Figure record listings:
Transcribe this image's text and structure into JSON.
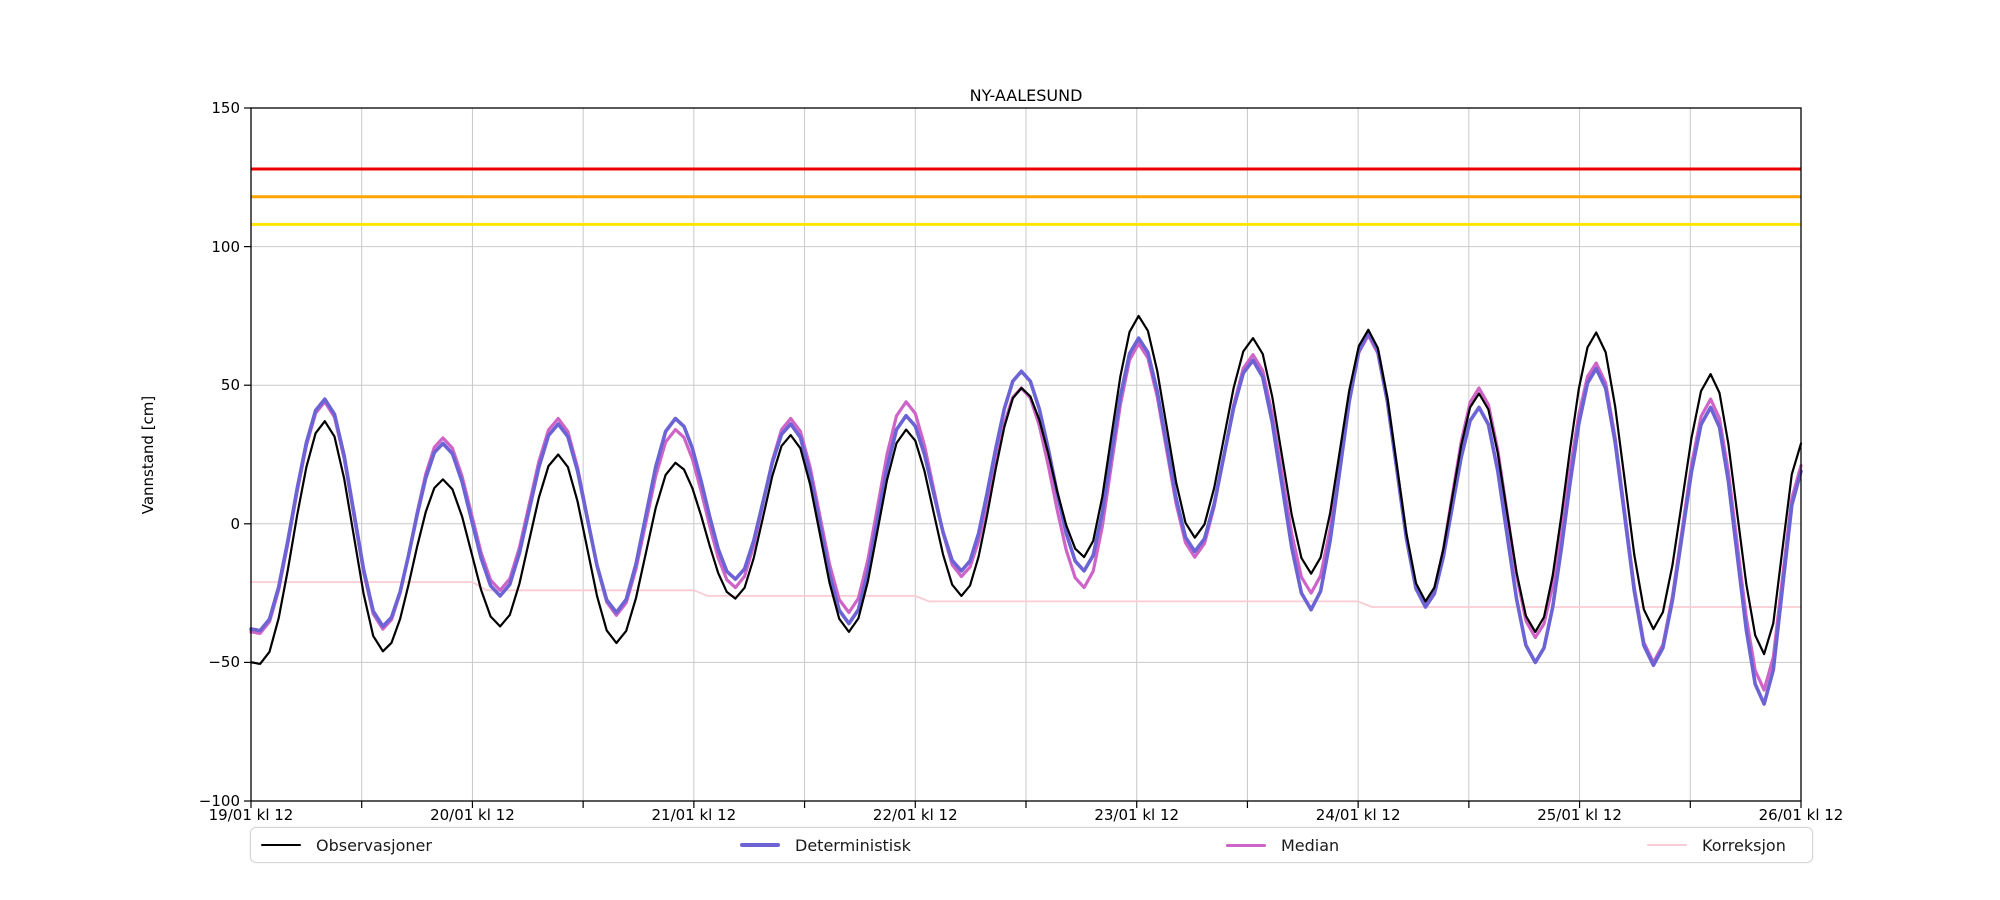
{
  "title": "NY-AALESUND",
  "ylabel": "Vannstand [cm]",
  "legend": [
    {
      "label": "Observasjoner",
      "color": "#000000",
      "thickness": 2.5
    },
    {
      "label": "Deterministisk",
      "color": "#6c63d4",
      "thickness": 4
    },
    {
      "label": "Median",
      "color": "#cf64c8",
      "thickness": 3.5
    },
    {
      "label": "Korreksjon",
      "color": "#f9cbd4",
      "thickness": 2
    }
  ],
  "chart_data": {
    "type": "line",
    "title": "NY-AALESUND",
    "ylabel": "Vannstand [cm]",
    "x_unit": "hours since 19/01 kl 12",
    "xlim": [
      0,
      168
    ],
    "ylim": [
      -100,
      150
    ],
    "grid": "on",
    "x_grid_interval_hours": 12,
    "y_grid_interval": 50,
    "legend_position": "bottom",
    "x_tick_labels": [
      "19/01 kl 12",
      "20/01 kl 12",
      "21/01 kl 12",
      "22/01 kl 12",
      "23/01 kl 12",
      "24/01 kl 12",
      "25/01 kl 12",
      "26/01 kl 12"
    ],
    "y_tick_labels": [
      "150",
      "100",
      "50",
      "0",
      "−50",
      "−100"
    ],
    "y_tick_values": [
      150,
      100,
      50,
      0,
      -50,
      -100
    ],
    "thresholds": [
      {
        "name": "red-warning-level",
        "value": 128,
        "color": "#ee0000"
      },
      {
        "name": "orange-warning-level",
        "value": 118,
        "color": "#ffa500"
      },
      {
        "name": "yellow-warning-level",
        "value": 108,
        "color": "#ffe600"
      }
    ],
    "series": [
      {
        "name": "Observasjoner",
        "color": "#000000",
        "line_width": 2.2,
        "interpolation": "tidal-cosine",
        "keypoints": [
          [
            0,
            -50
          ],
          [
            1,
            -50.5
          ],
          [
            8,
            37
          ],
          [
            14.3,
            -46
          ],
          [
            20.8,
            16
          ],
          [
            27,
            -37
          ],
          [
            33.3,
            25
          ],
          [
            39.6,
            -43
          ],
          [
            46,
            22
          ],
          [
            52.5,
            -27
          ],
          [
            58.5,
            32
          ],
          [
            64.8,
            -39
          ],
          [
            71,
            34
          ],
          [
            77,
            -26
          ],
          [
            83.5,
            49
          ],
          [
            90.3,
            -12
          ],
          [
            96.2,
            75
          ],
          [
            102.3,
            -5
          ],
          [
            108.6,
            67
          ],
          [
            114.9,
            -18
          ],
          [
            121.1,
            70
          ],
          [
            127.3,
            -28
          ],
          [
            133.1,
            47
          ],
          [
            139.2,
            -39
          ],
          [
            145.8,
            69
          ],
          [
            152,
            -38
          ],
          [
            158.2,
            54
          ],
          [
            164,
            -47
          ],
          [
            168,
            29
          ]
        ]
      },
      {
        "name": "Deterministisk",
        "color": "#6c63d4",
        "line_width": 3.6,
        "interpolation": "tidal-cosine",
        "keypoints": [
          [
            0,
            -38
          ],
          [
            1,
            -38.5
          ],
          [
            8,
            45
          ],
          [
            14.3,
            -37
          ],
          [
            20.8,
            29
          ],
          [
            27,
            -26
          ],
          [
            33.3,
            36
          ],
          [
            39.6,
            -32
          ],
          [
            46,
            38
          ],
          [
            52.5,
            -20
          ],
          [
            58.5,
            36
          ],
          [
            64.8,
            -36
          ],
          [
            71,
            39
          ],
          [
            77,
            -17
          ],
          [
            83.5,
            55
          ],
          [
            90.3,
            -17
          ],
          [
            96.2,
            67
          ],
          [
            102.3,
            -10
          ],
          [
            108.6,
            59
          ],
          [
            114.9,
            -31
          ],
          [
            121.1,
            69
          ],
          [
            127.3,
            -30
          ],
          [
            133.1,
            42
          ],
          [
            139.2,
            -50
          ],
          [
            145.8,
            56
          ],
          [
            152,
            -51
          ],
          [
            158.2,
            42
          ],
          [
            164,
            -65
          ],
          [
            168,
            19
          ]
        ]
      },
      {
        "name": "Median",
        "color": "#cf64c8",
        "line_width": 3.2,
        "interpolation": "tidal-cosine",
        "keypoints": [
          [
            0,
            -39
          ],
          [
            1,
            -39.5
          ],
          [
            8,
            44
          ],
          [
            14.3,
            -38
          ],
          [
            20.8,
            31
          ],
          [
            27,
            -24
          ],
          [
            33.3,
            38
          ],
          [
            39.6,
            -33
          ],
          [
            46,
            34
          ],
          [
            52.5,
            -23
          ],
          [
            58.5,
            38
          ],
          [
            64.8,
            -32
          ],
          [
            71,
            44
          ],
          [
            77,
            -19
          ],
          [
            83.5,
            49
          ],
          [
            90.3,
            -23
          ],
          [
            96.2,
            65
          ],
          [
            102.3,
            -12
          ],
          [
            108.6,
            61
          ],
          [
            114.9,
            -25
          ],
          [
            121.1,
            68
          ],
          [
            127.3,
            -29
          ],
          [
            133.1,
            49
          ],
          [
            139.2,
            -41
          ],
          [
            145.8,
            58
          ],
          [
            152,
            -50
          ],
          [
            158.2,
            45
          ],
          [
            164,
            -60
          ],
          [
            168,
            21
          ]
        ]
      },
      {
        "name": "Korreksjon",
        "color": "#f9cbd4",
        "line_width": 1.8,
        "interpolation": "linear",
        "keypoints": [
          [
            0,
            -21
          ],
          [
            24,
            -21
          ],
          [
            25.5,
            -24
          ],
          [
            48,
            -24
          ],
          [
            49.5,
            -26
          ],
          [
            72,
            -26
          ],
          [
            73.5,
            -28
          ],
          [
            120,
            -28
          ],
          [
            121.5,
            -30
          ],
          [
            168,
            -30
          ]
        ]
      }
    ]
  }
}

> **YOUR OBJECTIVE**
Looking at the data above, show all lines where the word "ylabel" occurs.

> **PROBLEM SOLUTION**
  "ylabel": "Vannstand [cm]",
    "ylabel": "Vannstand [cm]",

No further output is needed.